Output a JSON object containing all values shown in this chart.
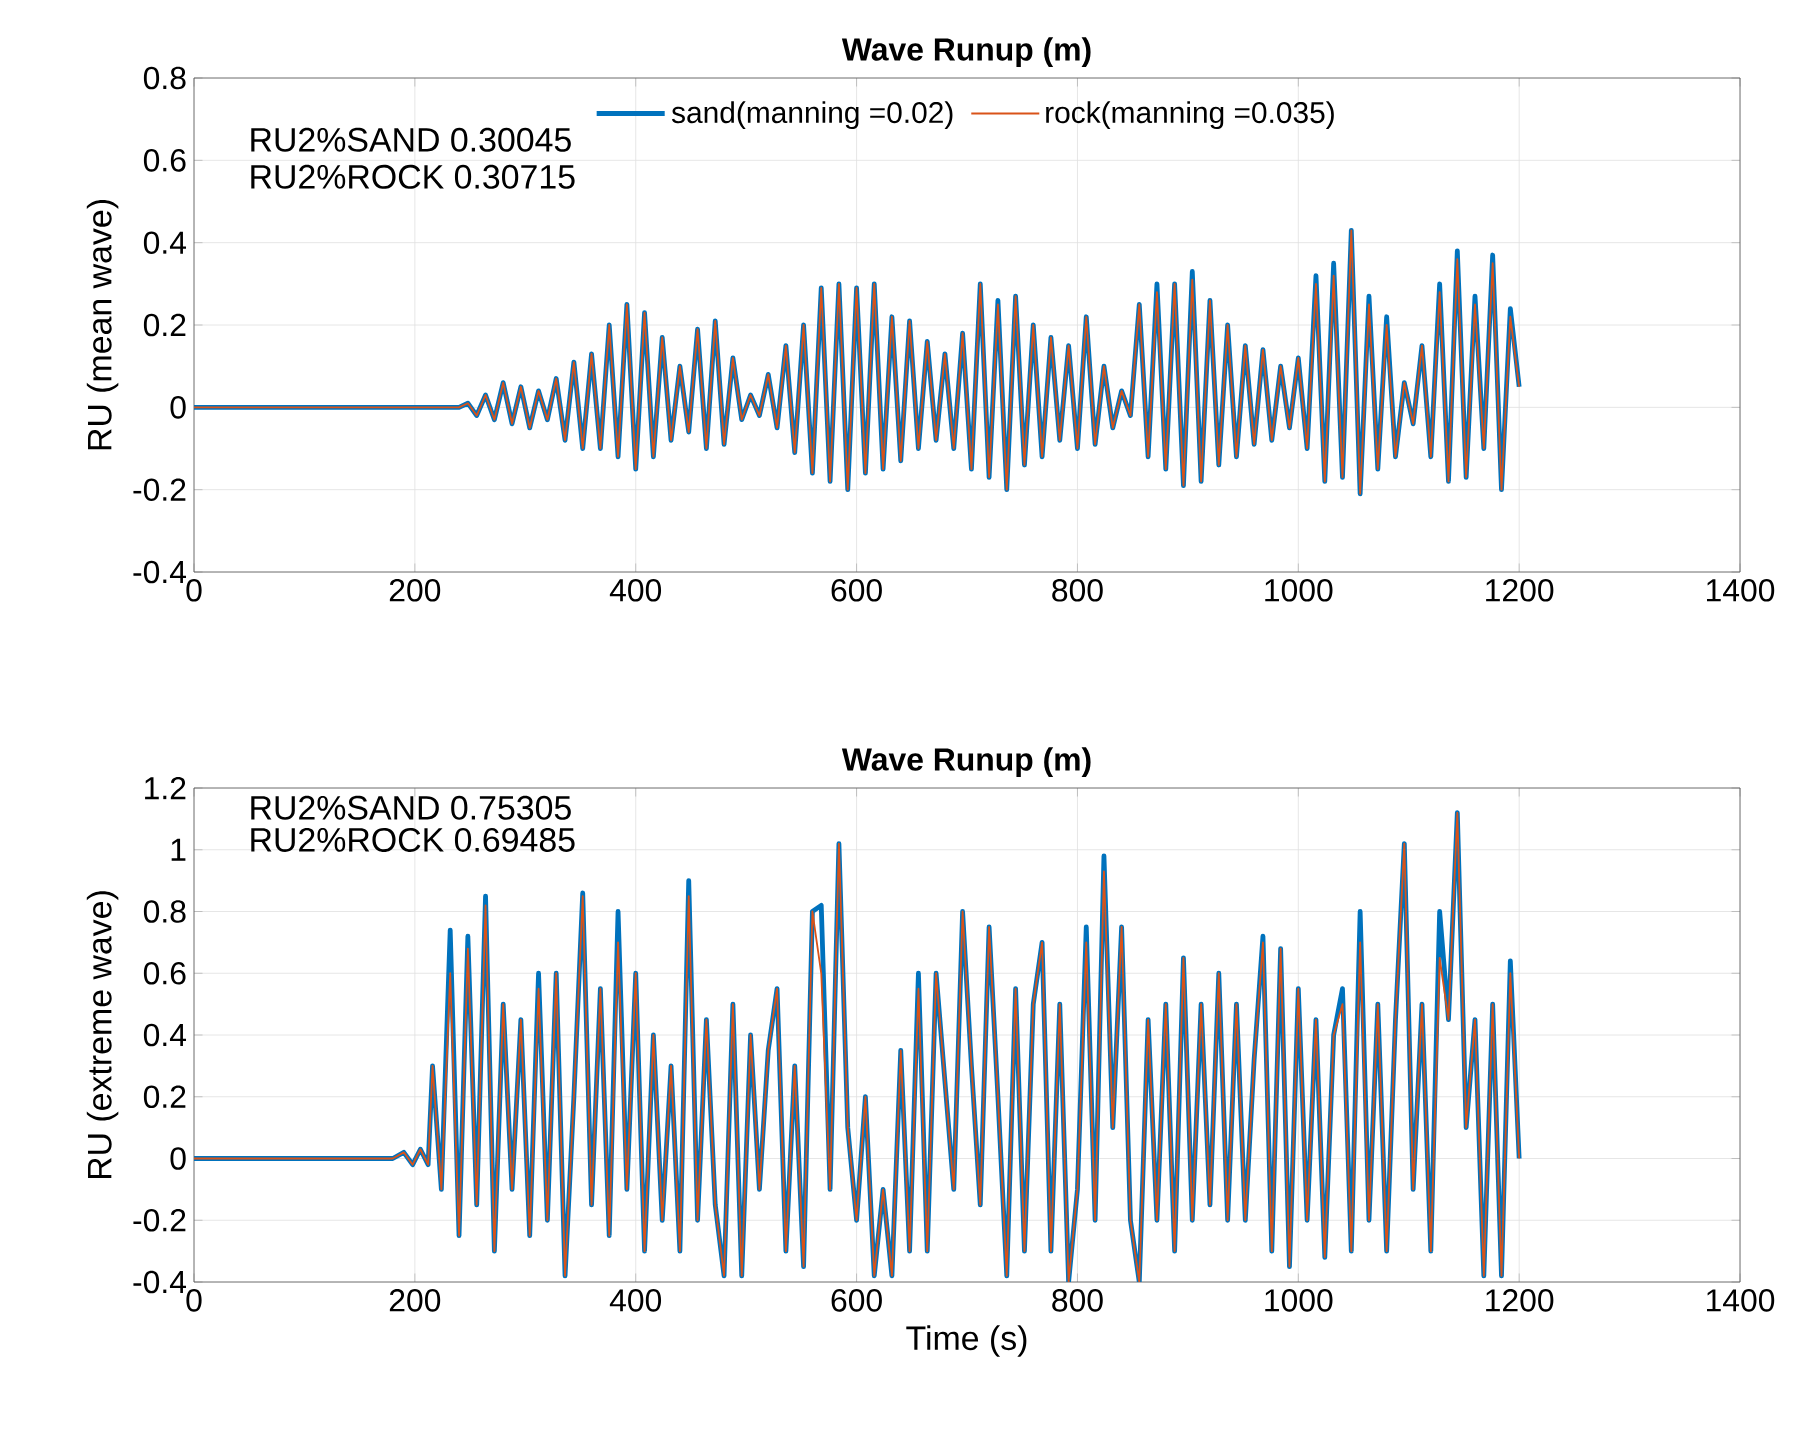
{
  "chart_data": [
    {
      "type": "line",
      "title": "Wave Runup (m)",
      "ylabel": "RU (mean wave)",
      "xlim": [
        0,
        1400
      ],
      "ylim": [
        -0.4,
        0.8
      ],
      "xticks": [
        0,
        200,
        400,
        600,
        800,
        1000,
        1200,
        1400
      ],
      "yticks": [
        -0.4,
        -0.2,
        0,
        0.2,
        0.4,
        0.6,
        0.8
      ],
      "grid": true,
      "legend": "top",
      "annotations": [
        "RU2%SAND 0.30045",
        "RU2%ROCK 0.30715"
      ],
      "x": [
        0,
        200,
        240,
        248,
        256,
        264,
        272,
        280,
        288,
        296,
        304,
        312,
        320,
        328,
        336,
        344,
        352,
        360,
        368,
        376,
        384,
        392,
        400,
        408,
        416,
        424,
        432,
        440,
        448,
        456,
        464,
        472,
        480,
        488,
        496,
        504,
        512,
        520,
        528,
        536,
        544,
        552,
        560,
        568,
        576,
        584,
        592,
        600,
        608,
        616,
        624,
        632,
        640,
        648,
        656,
        664,
        672,
        680,
        688,
        696,
        704,
        712,
        720,
        728,
        736,
        744,
        752,
        760,
        768,
        776,
        784,
        792,
        800,
        808,
        816,
        824,
        832,
        840,
        848,
        856,
        864,
        872,
        880,
        888,
        896,
        904,
        912,
        920,
        928,
        936,
        944,
        952,
        960,
        968,
        976,
        984,
        992,
        1000,
        1008,
        1016,
        1024,
        1032,
        1040,
        1048,
        1056,
        1064,
        1072,
        1080,
        1088,
        1096,
        1104,
        1112,
        1120,
        1128,
        1136,
        1144,
        1152,
        1160,
        1168,
        1176,
        1184,
        1192,
        1200
      ],
      "series": [
        {
          "name": "sand(manning =0.02)",
          "color": "#0072bd",
          "values": [
            0,
            0,
            0,
            0.01,
            -0.02,
            0.03,
            -0.03,
            0.06,
            -0.04,
            0.05,
            -0.05,
            0.04,
            -0.03,
            0.07,
            -0.08,
            0.11,
            -0.1,
            0.13,
            -0.1,
            0.2,
            -0.12,
            0.25,
            -0.15,
            0.23,
            -0.12,
            0.17,
            -0.08,
            0.1,
            -0.06,
            0.19,
            -0.1,
            0.21,
            -0.09,
            0.12,
            -0.03,
            0.03,
            -0.02,
            0.08,
            -0.05,
            0.15,
            -0.11,
            0.2,
            -0.16,
            0.29,
            -0.18,
            0.3,
            -0.2,
            0.29,
            -0.16,
            0.3,
            -0.15,
            0.22,
            -0.13,
            0.21,
            -0.1,
            0.16,
            -0.08,
            0.13,
            -0.1,
            0.18,
            -0.15,
            0.3,
            -0.17,
            0.26,
            -0.2,
            0.27,
            -0.14,
            0.2,
            -0.12,
            0.17,
            -0.08,
            0.15,
            -0.1,
            0.22,
            -0.09,
            0.1,
            -0.05,
            0.04,
            -0.02,
            0.25,
            -0.12,
            0.3,
            -0.15,
            0.3,
            -0.19,
            0.33,
            -0.18,
            0.26,
            -0.14,
            0.2,
            -0.12,
            0.15,
            -0.09,
            0.14,
            -0.08,
            0.1,
            -0.05,
            0.12,
            -0.1,
            0.32,
            -0.18,
            0.35,
            -0.17,
            0.43,
            -0.21,
            0.27,
            -0.15,
            0.22,
            -0.12,
            0.06,
            -0.04,
            0.15,
            -0.12,
            0.3,
            -0.18,
            0.38,
            -0.17,
            0.27,
            -0.1,
            0.37,
            -0.2,
            0.24,
            0.05
          ]
        },
        {
          "name": "rock(manning =0.035)",
          "color": "#d95319",
          "values": [
            0,
            0,
            0,
            0.01,
            -0.02,
            0.03,
            -0.03,
            0.06,
            -0.04,
            0.05,
            -0.05,
            0.04,
            -0.03,
            0.07,
            -0.08,
            0.11,
            -0.1,
            0.13,
            -0.1,
            0.2,
            -0.12,
            0.25,
            -0.15,
            0.23,
            -0.12,
            0.17,
            -0.08,
            0.1,
            -0.06,
            0.19,
            -0.1,
            0.21,
            -0.09,
            0.12,
            -0.03,
            0.03,
            -0.02,
            0.08,
            -0.05,
            0.15,
            -0.11,
            0.2,
            -0.16,
            0.29,
            -0.18,
            0.3,
            -0.2,
            0.29,
            -0.16,
            0.3,
            -0.15,
            0.22,
            -0.13,
            0.21,
            -0.1,
            0.16,
            -0.08,
            0.13,
            -0.1,
            0.18,
            -0.15,
            0.3,
            -0.17,
            0.25,
            -0.2,
            0.27,
            -0.14,
            0.2,
            -0.12,
            0.17,
            -0.08,
            0.15,
            -0.1,
            0.22,
            -0.09,
            0.1,
            -0.05,
            0.04,
            -0.02,
            0.25,
            -0.12,
            0.28,
            -0.15,
            0.3,
            -0.19,
            0.31,
            -0.18,
            0.26,
            -0.14,
            0.2,
            -0.12,
            0.15,
            -0.09,
            0.14,
            -0.08,
            0.1,
            -0.05,
            0.12,
            -0.1,
            0.3,
            -0.18,
            0.32,
            -0.17,
            0.43,
            -0.21,
            0.25,
            -0.15,
            0.2,
            -0.12,
            0.06,
            -0.04,
            0.15,
            -0.12,
            0.28,
            -0.18,
            0.36,
            -0.17,
            0.25,
            -0.1,
            0.35,
            -0.2,
            0.22,
            0.05
          ]
        }
      ]
    },
    {
      "type": "line",
      "title": "Wave Runup (m)",
      "xlabel": "Time (s)",
      "ylabel": "RU (extreme wave)",
      "xlim": [
        0,
        1400
      ],
      "ylim": [
        -0.4,
        1.2
      ],
      "xticks": [
        0,
        200,
        400,
        600,
        800,
        1000,
        1200,
        1400
      ],
      "yticks": [
        -0.4,
        -0.2,
        0,
        0.2,
        0.4,
        0.6,
        0.8,
        1,
        1.2
      ],
      "grid": true,
      "annotations": [
        "RU2%SAND 0.75305",
        "RU2%ROCK 0.69485"
      ],
      "x": [
        0,
        180,
        190,
        198,
        205,
        212,
        216,
        224,
        232,
        240,
        248,
        256,
        264,
        272,
        280,
        288,
        296,
        304,
        312,
        320,
        328,
        336,
        344,
        352,
        360,
        368,
        376,
        384,
        392,
        400,
        408,
        416,
        424,
        432,
        440,
        448,
        456,
        464,
        472,
        480,
        488,
        496,
        504,
        512,
        520,
        528,
        536,
        544,
        552,
        560,
        568,
        576,
        584,
        592,
        600,
        608,
        616,
        624,
        632,
        640,
        648,
        656,
        664,
        672,
        680,
        688,
        696,
        704,
        712,
        720,
        728,
        736,
        744,
        752,
        760,
        768,
        776,
        784,
        792,
        800,
        808,
        816,
        824,
        832,
        840,
        848,
        856,
        864,
        872,
        880,
        888,
        896,
        904,
        912,
        920,
        928,
        936,
        944,
        952,
        960,
        968,
        976,
        984,
        992,
        1000,
        1008,
        1016,
        1024,
        1032,
        1040,
        1048,
        1056,
        1064,
        1072,
        1080,
        1088,
        1096,
        1104,
        1112,
        1120,
        1128,
        1136,
        1144,
        1152,
        1160,
        1168,
        1176,
        1184,
        1192,
        1200
      ],
      "series": [
        {
          "color": "#0072bd",
          "values": [
            0,
            0,
            0.02,
            -0.02,
            0.03,
            -0.02,
            0.3,
            -0.1,
            0.74,
            -0.25,
            0.72,
            -0.15,
            0.85,
            -0.3,
            0.5,
            -0.1,
            0.45,
            -0.25,
            0.6,
            -0.2,
            0.6,
            -0.38,
            0.2,
            0.86,
            -0.15,
            0.55,
            -0.25,
            0.8,
            -0.1,
            0.6,
            -0.3,
            0.4,
            -0.2,
            0.3,
            -0.3,
            0.9,
            -0.2,
            0.45,
            -0.15,
            -0.38,
            0.5,
            -0.38,
            0.4,
            -0.1,
            0.35,
            0.55,
            -0.3,
            0.3,
            -0.35,
            0.8,
            0.82,
            -0.1,
            1.02,
            0.1,
            -0.2,
            0.2,
            -0.38,
            -0.1,
            -0.38,
            0.35,
            -0.3,
            0.6,
            -0.3,
            0.6,
            0.25,
            -0.1,
            0.8,
            0.3,
            -0.15,
            0.75,
            0.2,
            -0.38,
            0.55,
            -0.3,
            0.5,
            0.7,
            -0.3,
            0.5,
            -0.4,
            -0.1,
            0.75,
            -0.2,
            0.98,
            0.1,
            0.75,
            -0.2,
            -0.4,
            0.45,
            -0.2,
            0.5,
            -0.3,
            0.65,
            -0.2,
            0.5,
            -0.15,
            0.6,
            -0.2,
            0.5,
            -0.2,
            0.32,
            0.72,
            -0.3,
            0.68,
            -0.35,
            0.55,
            -0.2,
            0.45,
            -0.32,
            0.4,
            0.55,
            -0.3,
            0.8,
            -0.2,
            0.5,
            -0.3,
            0.45,
            1.02,
            -0.1,
            0.5,
            -0.3,
            0.8,
            0.45,
            1.12,
            0.1,
            0.45,
            -0.38,
            0.5,
            -0.38,
            0.64,
            0.0
          ]
        },
        {
          "color": "#d95319",
          "values": [
            0,
            0,
            0.02,
            -0.02,
            0.03,
            -0.02,
            0.3,
            -0.1,
            0.6,
            -0.25,
            0.68,
            -0.15,
            0.82,
            -0.3,
            0.5,
            -0.1,
            0.45,
            -0.25,
            0.55,
            -0.2,
            0.6,
            -0.38,
            0.2,
            0.85,
            -0.15,
            0.55,
            -0.25,
            0.7,
            -0.1,
            0.6,
            -0.3,
            0.4,
            -0.2,
            0.3,
            -0.3,
            0.85,
            -0.2,
            0.45,
            -0.15,
            -0.38,
            0.5,
            -0.38,
            0.4,
            -0.1,
            0.35,
            0.55,
            -0.3,
            0.3,
            -0.35,
            0.8,
            0.6,
            -0.1,
            1.02,
            0.1,
            -0.2,
            0.2,
            -0.38,
            -0.1,
            -0.38,
            0.35,
            -0.3,
            0.55,
            -0.3,
            0.6,
            0.25,
            -0.1,
            0.8,
            0.3,
            -0.15,
            0.75,
            0.2,
            -0.38,
            0.55,
            -0.3,
            0.5,
            0.7,
            -0.3,
            0.5,
            -0.4,
            -0.1,
            0.7,
            -0.2,
            0.93,
            0.1,
            0.75,
            -0.2,
            -0.4,
            0.45,
            -0.2,
            0.5,
            -0.3,
            0.65,
            -0.2,
            0.5,
            -0.15,
            0.6,
            -0.2,
            0.5,
            -0.2,
            0.32,
            0.7,
            -0.3,
            0.68,
            -0.35,
            0.55,
            -0.2,
            0.45,
            -0.32,
            0.4,
            0.5,
            -0.3,
            0.7,
            -0.2,
            0.5,
            -0.3,
            0.45,
            1.02,
            -0.1,
            0.5,
            -0.3,
            0.65,
            0.45,
            1.12,
            0.1,
            0.45,
            -0.38,
            0.5,
            -0.38,
            0.6,
            0.0
          ]
        }
      ]
    }
  ]
}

#####

[BRIEF] Report only the number of lines in the records that include the word "ylabel".

[WORKED ANSWER] 2